» **Given instruction**
Pictures are not part of the copy; repeat everything else in the records exactly.

» **Material supplied**
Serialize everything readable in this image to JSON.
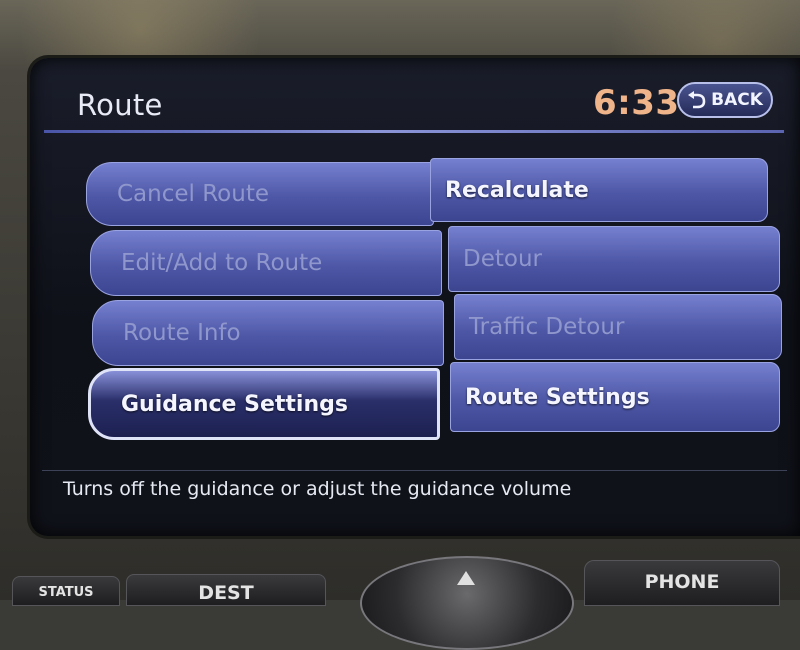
{
  "screen": {
    "title": "Route",
    "clock": "6:33",
    "back_label": "BACK"
  },
  "menu": {
    "left": [
      {
        "label": "Cancel Route",
        "enabled": false
      },
      {
        "label": "Edit/Add to Route",
        "enabled": false
      },
      {
        "label": "Route Info",
        "enabled": false
      },
      {
        "label": "Guidance Settings",
        "enabled": true,
        "selected": true
      }
    ],
    "right": [
      {
        "label": "Recalculate",
        "enabled": true
      },
      {
        "label": "Detour",
        "enabled": false
      },
      {
        "label": "Traffic Detour",
        "enabled": false
      },
      {
        "label": "Route Settings",
        "enabled": true
      }
    ]
  },
  "help_text": "Turns off the guidance or adjust the guidance volume",
  "hardware": {
    "status_label": "STATUS",
    "dest_label": "DEST",
    "phone_label": "PHONE"
  },
  "icons": {
    "back": "back-arrow-icon",
    "up": "up-arrow-icon"
  },
  "colors": {
    "clock": "#f0b48a",
    "item_fill": "#4d57a6",
    "item_disabled_text": "#8f97cc",
    "selected_border": "#dfe3f8"
  }
}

» **Response**
Serialize everything readable in this image to JSON.
{
  "screen": {
    "title": "Route",
    "clock": "6:33",
    "back_label": "BACK"
  },
  "menu": {
    "left": [
      {
        "label": "Cancel Route",
        "enabled": false
      },
      {
        "label": "Edit/Add to Route",
        "enabled": false
      },
      {
        "label": "Route Info",
        "enabled": false
      },
      {
        "label": "Guidance Settings",
        "enabled": true,
        "selected": true
      }
    ],
    "right": [
      {
        "label": "Recalculate",
        "enabled": true
      },
      {
        "label": "Detour",
        "enabled": false
      },
      {
        "label": "Traffic Detour",
        "enabled": false
      },
      {
        "label": "Route Settings",
        "enabled": true
      }
    ]
  },
  "help_text": "Turns off the guidance or adjust the guidance volume",
  "hardware": {
    "status_label": "STATUS",
    "dest_label": "DEST",
    "phone_label": "PHONE"
  },
  "icons": {
    "back": "back-arrow-icon",
    "up": "up-arrow-icon"
  },
  "colors": {
    "clock": "#f0b48a",
    "item_fill": "#4d57a6",
    "item_disabled_text": "#8f97cc",
    "selected_border": "#dfe3f8"
  }
}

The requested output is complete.